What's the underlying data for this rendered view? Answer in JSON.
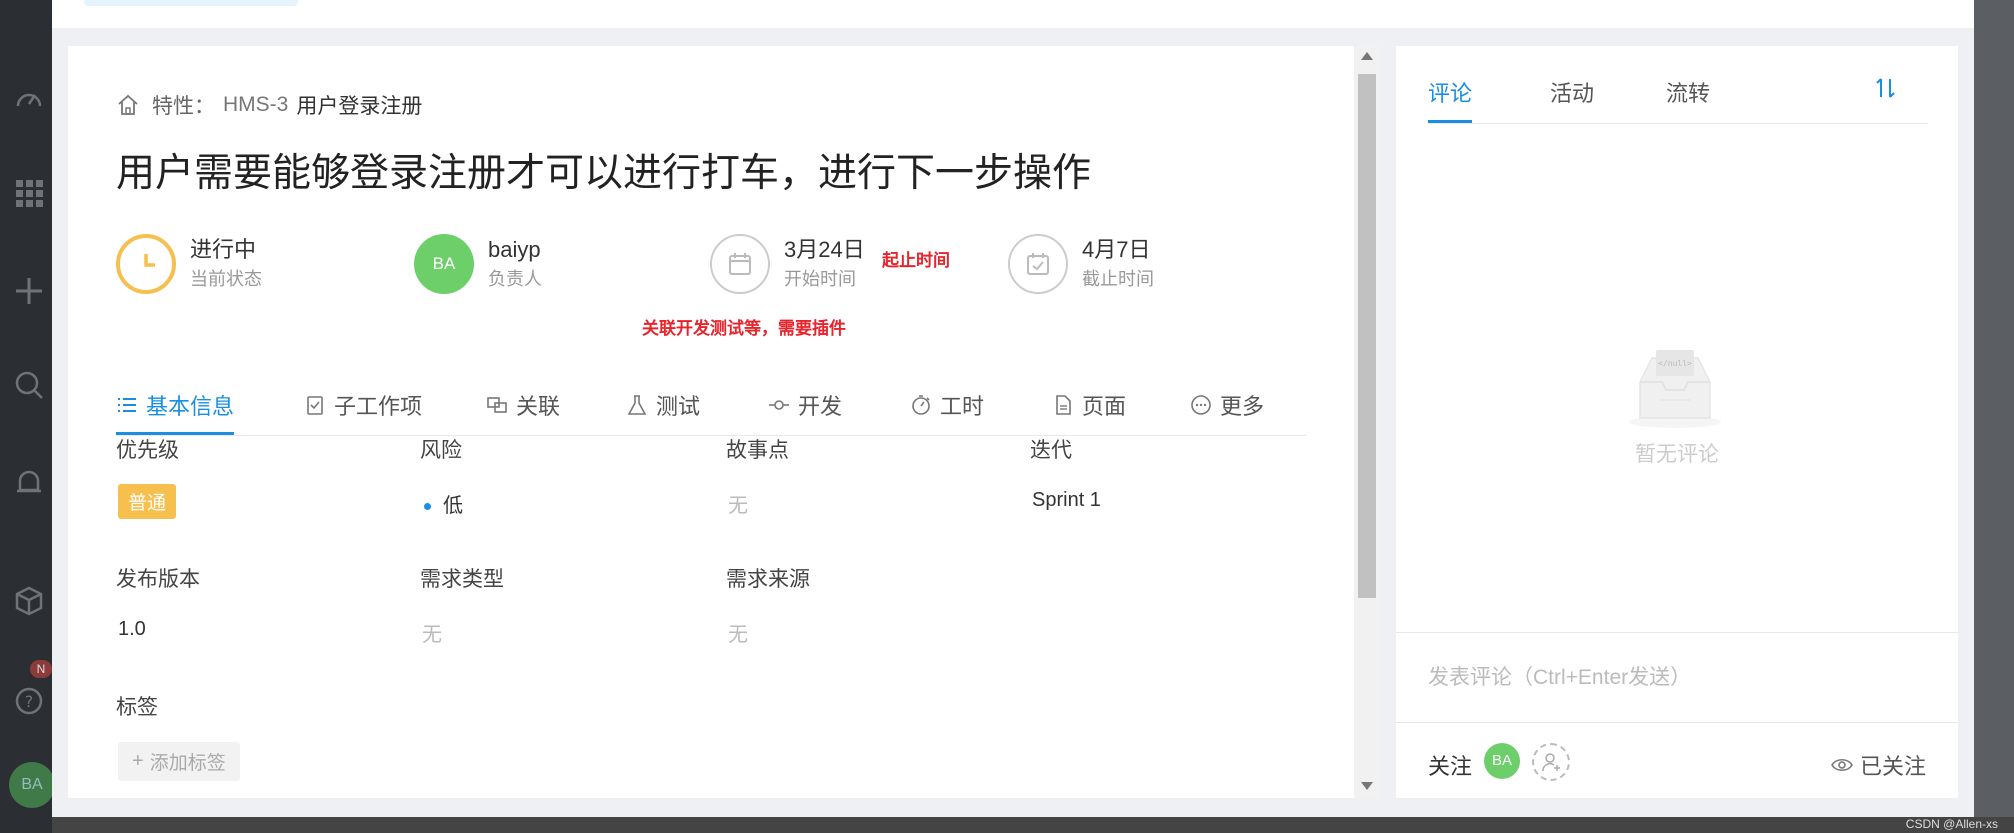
{
  "breadcrumb": {
    "type_label": "特性：",
    "code": "HMS-3",
    "parent": "用户登录注册"
  },
  "title": "用户需要能够登录注册才可以进行打车，进行下一步操作",
  "meta": {
    "status": {
      "value": "进行中",
      "label": "当前状态",
      "color": "#f5c04f"
    },
    "owner": {
      "initials": "BA",
      "value": "baiyp",
      "label": "负责人",
      "color": "#6ccf6a"
    },
    "start": {
      "value": "3月24日",
      "label": "开始时间"
    },
    "end": {
      "value": "4月7日",
      "label": "截止时间"
    }
  },
  "annotations": {
    "date_note": "起止时间",
    "plugin_note": "关联开发测试等，需要插件"
  },
  "tabs": [
    {
      "label": "基本信息",
      "icon": "list-icon",
      "active": true
    },
    {
      "label": "子工作项",
      "icon": "clipboard-check-icon"
    },
    {
      "label": "关联",
      "icon": "link-icon"
    },
    {
      "label": "测试",
      "icon": "flask-icon"
    },
    {
      "label": "开发",
      "icon": "commit-icon"
    },
    {
      "label": "工时",
      "icon": "stopwatch-icon"
    },
    {
      "label": "页面",
      "icon": "document-icon"
    },
    {
      "label": "更多",
      "icon": "more-icon"
    }
  ],
  "fields": {
    "priority": {
      "label": "优先级",
      "value": "普通"
    },
    "risk": {
      "label": "风险",
      "value": "低"
    },
    "story_points": {
      "label": "故事点",
      "value": "无"
    },
    "iteration": {
      "label": "迭代",
      "value": "Sprint 1"
    },
    "release": {
      "label": "发布版本",
      "value": "1.0"
    },
    "req_type": {
      "label": "需求类型",
      "value": "无"
    },
    "req_source": {
      "label": "需求来源",
      "value": "无"
    },
    "tags": {
      "label": "标签",
      "add_label": "添加标签"
    }
  },
  "right": {
    "tabs": [
      "评论",
      "活动",
      "流转"
    ],
    "sort_icon": "sort-icon",
    "empty_text": "暂无评论",
    "empty_illustration_text": "</null>",
    "comment_placeholder": "发表评论（Ctrl+Enter发送）",
    "follow_label": "关注",
    "follower_initials": "BA",
    "followed_label": "已关注"
  },
  "background": {
    "avatar": "BA",
    "badge": "N"
  },
  "watermark": "CSDN @Allen-xs",
  "colors": {
    "accent": "#1a8fe0",
    "priority": "#f7bf4e",
    "annotation": "#e8232b"
  }
}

□ □ □

**Given task:**
Output the records above exactly as they are, leaving out the pictures.

**Problem solution:**
What's the underlying data for this rendered view? Answer in JSON.
{
  "breadcrumb": {
    "type_label": "特性：",
    "code": "HMS-3",
    "parent": "用户登录注册"
  },
  "title": "用户需要能够登录注册才可以进行打车，进行下一步操作",
  "meta": {
    "status": {
      "value": "进行中",
      "label": "当前状态",
      "color": "#f5c04f"
    },
    "owner": {
      "initials": "BA",
      "value": "baiyp",
      "label": "负责人",
      "color": "#6ccf6a"
    },
    "start": {
      "value": "3月24日",
      "label": "开始时间"
    },
    "end": {
      "value": "4月7日",
      "label": "截止时间"
    }
  },
  "annotations": {
    "date_note": "起止时间",
    "plugin_note": "关联开发测试等，需要插件"
  },
  "tabs": [
    {
      "label": "基本信息",
      "icon": "list-icon",
      "active": true
    },
    {
      "label": "子工作项",
      "icon": "clipboard-check-icon"
    },
    {
      "label": "关联",
      "icon": "link-icon"
    },
    {
      "label": "测试",
      "icon": "flask-icon"
    },
    {
      "label": "开发",
      "icon": "commit-icon"
    },
    {
      "label": "工时",
      "icon": "stopwatch-icon"
    },
    {
      "label": "页面",
      "icon": "document-icon"
    },
    {
      "label": "更多",
      "icon": "more-icon"
    }
  ],
  "fields": {
    "priority": {
      "label": "优先级",
      "value": "普通"
    },
    "risk": {
      "label": "风险",
      "value": "低"
    },
    "story_points": {
      "label": "故事点",
      "value": "无"
    },
    "iteration": {
      "label": "迭代",
      "value": "Sprint 1"
    },
    "release": {
      "label": "发布版本",
      "value": "1.0"
    },
    "req_type": {
      "label": "需求类型",
      "value": "无"
    },
    "req_source": {
      "label": "需求来源",
      "value": "无"
    },
    "tags": {
      "label": "标签",
      "add_label": "添加标签"
    }
  },
  "right": {
    "tabs": [
      "评论",
      "活动",
      "流转"
    ],
    "sort_icon": "sort-icon",
    "empty_text": "暂无评论",
    "empty_illustration_text": "</null>",
    "comment_placeholder": "发表评论（Ctrl+Enter发送）",
    "follow_label": "关注",
    "follower_initials": "BA",
    "followed_label": "已关注"
  },
  "background": {
    "avatar": "BA",
    "badge": "N"
  },
  "watermark": "CSDN @Allen-xs",
  "colors": {
    "accent": "#1a8fe0",
    "priority": "#f7bf4e",
    "annotation": "#e8232b"
  }
}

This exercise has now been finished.